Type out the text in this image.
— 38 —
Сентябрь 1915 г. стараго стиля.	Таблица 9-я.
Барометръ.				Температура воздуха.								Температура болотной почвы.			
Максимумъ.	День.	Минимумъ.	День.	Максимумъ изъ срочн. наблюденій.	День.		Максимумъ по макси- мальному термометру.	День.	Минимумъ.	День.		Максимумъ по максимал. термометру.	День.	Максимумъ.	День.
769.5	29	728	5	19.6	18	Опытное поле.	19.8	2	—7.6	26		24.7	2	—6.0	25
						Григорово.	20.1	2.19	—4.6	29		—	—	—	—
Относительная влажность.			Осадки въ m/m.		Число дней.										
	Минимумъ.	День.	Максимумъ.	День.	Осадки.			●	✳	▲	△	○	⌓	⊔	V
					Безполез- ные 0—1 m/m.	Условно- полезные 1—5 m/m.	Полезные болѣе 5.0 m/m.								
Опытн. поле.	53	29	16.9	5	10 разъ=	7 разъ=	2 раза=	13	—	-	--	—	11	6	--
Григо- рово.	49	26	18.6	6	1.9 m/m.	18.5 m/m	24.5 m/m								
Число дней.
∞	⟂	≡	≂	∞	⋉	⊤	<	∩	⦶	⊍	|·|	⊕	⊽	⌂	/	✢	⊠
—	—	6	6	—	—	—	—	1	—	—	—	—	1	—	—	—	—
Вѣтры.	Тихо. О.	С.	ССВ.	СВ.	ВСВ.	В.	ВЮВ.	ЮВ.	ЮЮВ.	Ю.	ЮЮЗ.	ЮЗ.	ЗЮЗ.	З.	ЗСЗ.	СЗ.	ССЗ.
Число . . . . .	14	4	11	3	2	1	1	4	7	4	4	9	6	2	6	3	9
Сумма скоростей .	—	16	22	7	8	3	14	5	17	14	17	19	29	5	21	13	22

# # # # #

**DESCRIPTION OF THE TASK**
Exactly as written above, please repeat the entries.

**RESULT**
Type out the text in this image.
— 38 —
Сентябрь 1915 г. стараго стиля.	Таблица 9-я.
Барометръ.				Температура воздуха.								Температура болотной почвы.			
Максимумъ.	День.	Минимумъ.	День.	Максимумъ изъ срочн. наблюденій.	День.		Максимумъ по макси- мальному термометру.	День.	Минимумъ.	День.		Максимумъ по максимал. термометру.	День.	Максимумъ.	День.
769.5	29	728	5	19.6	18	Опытное поле.	19.8	2	—7.6	26		24.7	2	—6.0	25
						Григорово.	20.1	2.19	—4.6	29		—	—	—	—
Относительная влажность.			Осадки въ m/m.		Число дней.										
	Минимумъ.	День.	Максимумъ.	День.	Осадки.			●	✳	▲	△	○	⌓	⊔	V
					Безполез- ные 0—1 m/m.	Условно- полезные 1—5 m/m.	Полезные болѣе 5.0 m/m.								
Опытн. поле.	53	29	16.9	5	10 разъ=	7 разъ=	2 раза=	13	—	-	--	—	11	6	--
Григо- рово.	49	26	18.6	6	1.9 m/m.	18.5 m/m	24.5 m/m								
Число дней.
∞	⟂	≡	≂	∞	⋉	⊤	<	∩	⦶	⊍	|·|	⊕	⊽	⌂	/	✢	⊠
—	—	6	6	—	—	—	—	1	—	—	—	—	1	—	—	—	—
Вѣтры.	Тихо. О.	С.	ССВ.	СВ.	ВСВ.	В.	ВЮВ.	ЮВ.	ЮЮВ.	Ю.	ЮЮЗ.	ЮЗ.	ЗЮЗ.	З.	ЗСЗ.	СЗ.	ССЗ.
Число . . . . .	14	4	11	3	2	1	1	4	7	4	4	9	6	2	6	3	9
Сумма скоростей .	—	16	22	7	8	3	14	5	17	14	17	19	29	5	21	13	22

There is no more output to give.